- Working data
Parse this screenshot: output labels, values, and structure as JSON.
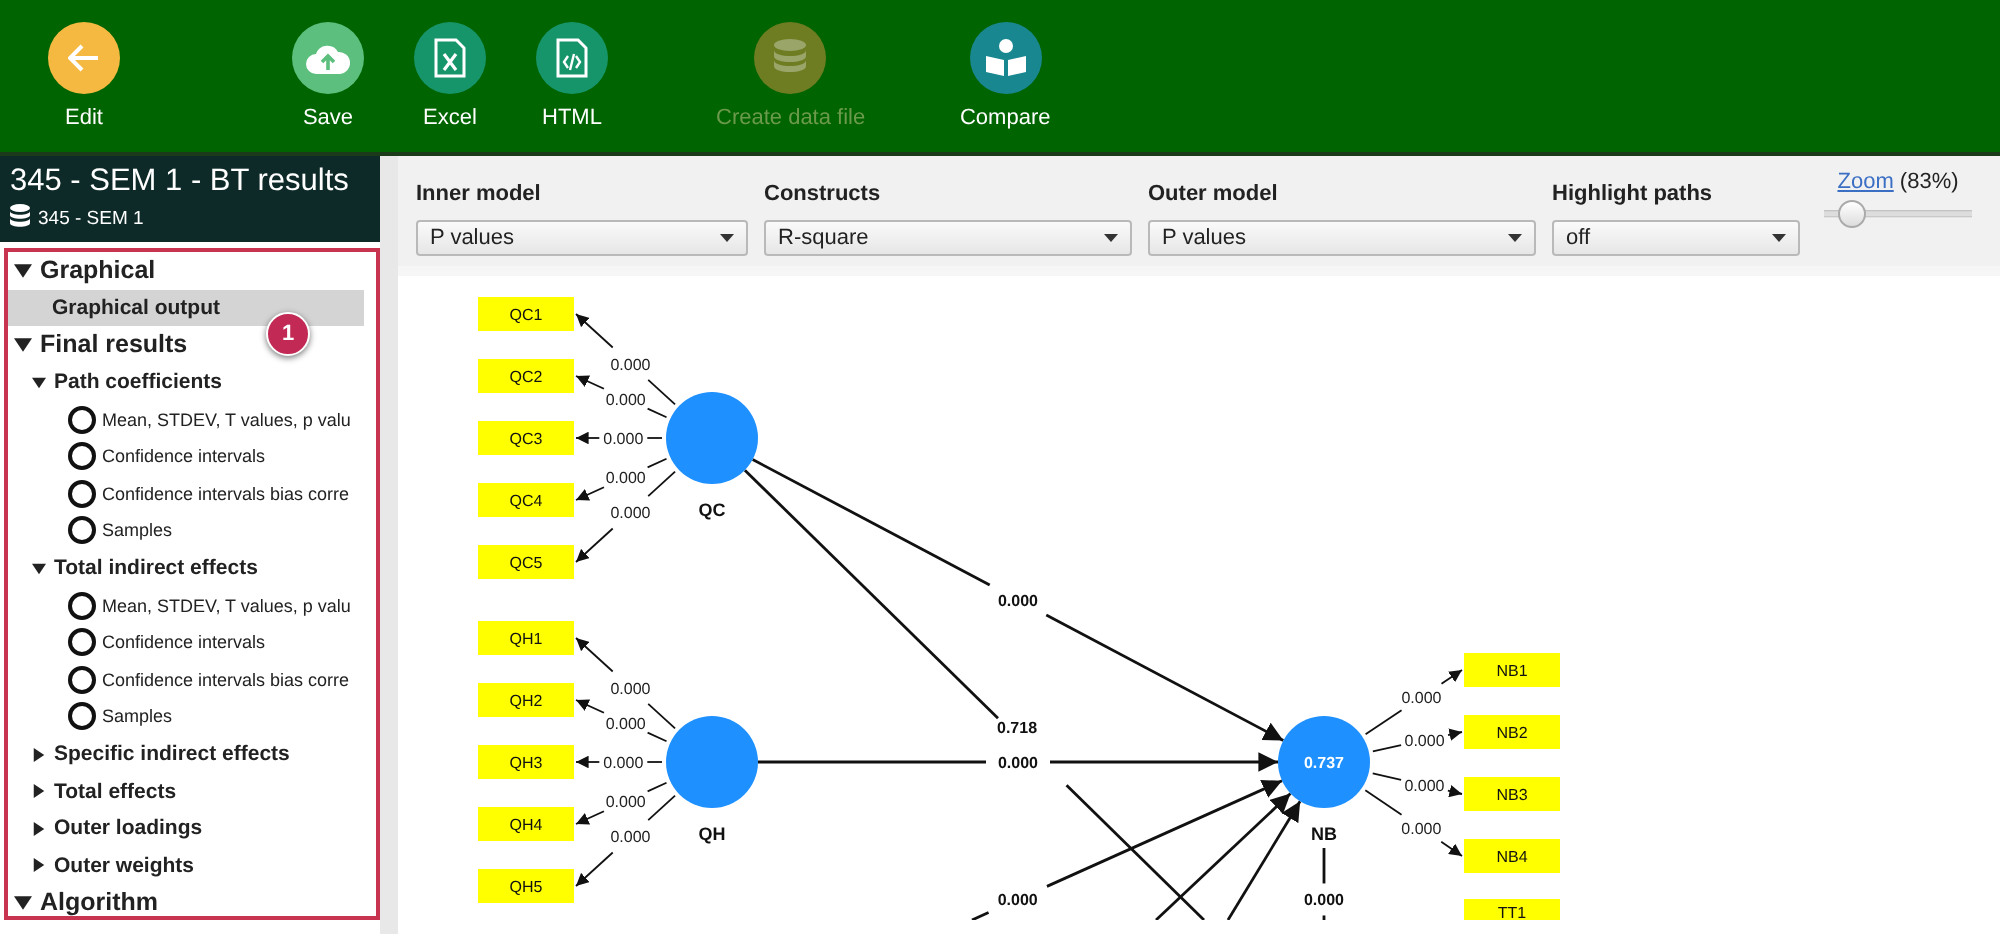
{
  "toolbar": {
    "buttons": [
      {
        "label": "Edit",
        "kind": "back",
        "disabled": false
      },
      {
        "label": "Save",
        "kind": "save",
        "disabled": false
      },
      {
        "label": "Excel",
        "kind": "excel",
        "disabled": false
      },
      {
        "label": "HTML",
        "kind": "html",
        "disabled": false
      },
      {
        "label": "Create data file",
        "kind": "data",
        "disabled": true
      },
      {
        "label": "Compare",
        "kind": "compare",
        "disabled": false
      }
    ]
  },
  "sidebar": {
    "title": "345 - SEM 1 - BT results",
    "subtitle": "345 - SEM 1",
    "badge": "1",
    "tree": [
      {
        "label": "Graphical",
        "kind": "group",
        "expanded": true,
        "children": [
          {
            "label": "Graphical output",
            "kind": "leaf",
            "selected": true
          }
        ]
      },
      {
        "label": "Final results",
        "kind": "group",
        "expanded": true,
        "children": [
          {
            "label": "Path coefficients",
            "kind": "subgroup",
            "expanded": true,
            "children": [
              {
                "label": "Mean, STDEV, T values, p valu",
                "kind": "radio",
                "checked": false
              },
              {
                "label": "Confidence intervals",
                "kind": "radio",
                "checked": false
              },
              {
                "label": "Confidence intervals bias corre",
                "kind": "radio",
                "checked": false
              },
              {
                "label": "Samples",
                "kind": "radio",
                "checked": false
              }
            ]
          },
          {
            "label": "Total indirect effects",
            "kind": "subgroup",
            "expanded": true,
            "children": [
              {
                "label": "Mean, STDEV, T values, p valu",
                "kind": "radio",
                "checked": false
              },
              {
                "label": "Confidence intervals",
                "kind": "radio",
                "checked": false
              },
              {
                "label": "Confidence intervals bias corre",
                "kind": "radio",
                "checked": false
              },
              {
                "label": "Samples",
                "kind": "radio",
                "checked": false
              }
            ]
          },
          {
            "label": "Specific indirect effects",
            "kind": "subgroup",
            "expanded": false
          },
          {
            "label": "Total effects",
            "kind": "subgroup",
            "expanded": false
          },
          {
            "label": "Outer loadings",
            "kind": "subgroup",
            "expanded": false
          },
          {
            "label": "Outer weights",
            "kind": "subgroup",
            "expanded": false
          }
        ]
      },
      {
        "label": "Algorithm",
        "kind": "group",
        "expanded": true
      }
    ]
  },
  "controls": {
    "dropdowns": [
      {
        "label": "Inner model",
        "value": "P values"
      },
      {
        "label": "Constructs",
        "value": "R-square"
      },
      {
        "label": "Outer model",
        "value": "P values"
      },
      {
        "label": "Highlight paths",
        "value": "off"
      }
    ],
    "zoom": {
      "link": "Zoom",
      "value": "(83%)",
      "level": 0.12
    }
  },
  "diagram": {
    "constructs": [
      {
        "name": "QC",
        "indicators": [
          {
            "label": "QC1",
            "weight": "0.000"
          },
          {
            "label": "QC2",
            "weight": "0.000"
          },
          {
            "label": "QC3",
            "weight": "0.000"
          },
          {
            "label": "QC4",
            "weight": "0.000"
          },
          {
            "label": "QC5",
            "weight": "0.000"
          }
        ]
      },
      {
        "name": "QH",
        "indicators": [
          {
            "label": "QH1",
            "weight": "0.000"
          },
          {
            "label": "QH2",
            "weight": "0.000"
          },
          {
            "label": "QH3",
            "weight": "0.000"
          },
          {
            "label": "QH4",
            "weight": "0.000"
          },
          {
            "label": "QH5",
            "weight": "0.000"
          }
        ]
      },
      {
        "name": "NB",
        "value": "0.737",
        "indicators": [
          {
            "label": "NB1",
            "weight": "0.000"
          },
          {
            "label": "NB2",
            "weight": "0.000"
          },
          {
            "label": "NB3",
            "weight": "0.000"
          },
          {
            "label": "NB4",
            "weight": "0.000"
          }
        ]
      }
    ],
    "extra_indicators": [
      {
        "label": "TT1"
      }
    ],
    "paths": [
      {
        "label": "0.000"
      },
      {
        "label": "0.718"
      },
      {
        "label": "0.000"
      },
      {
        "label": "0.000"
      },
      {
        "label": "0.000"
      }
    ]
  }
}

- What the task requires
Scan the data above; copy every line where "Total" appears.

- The output
            "label": "Total indirect effects",
            "label": "Total effects",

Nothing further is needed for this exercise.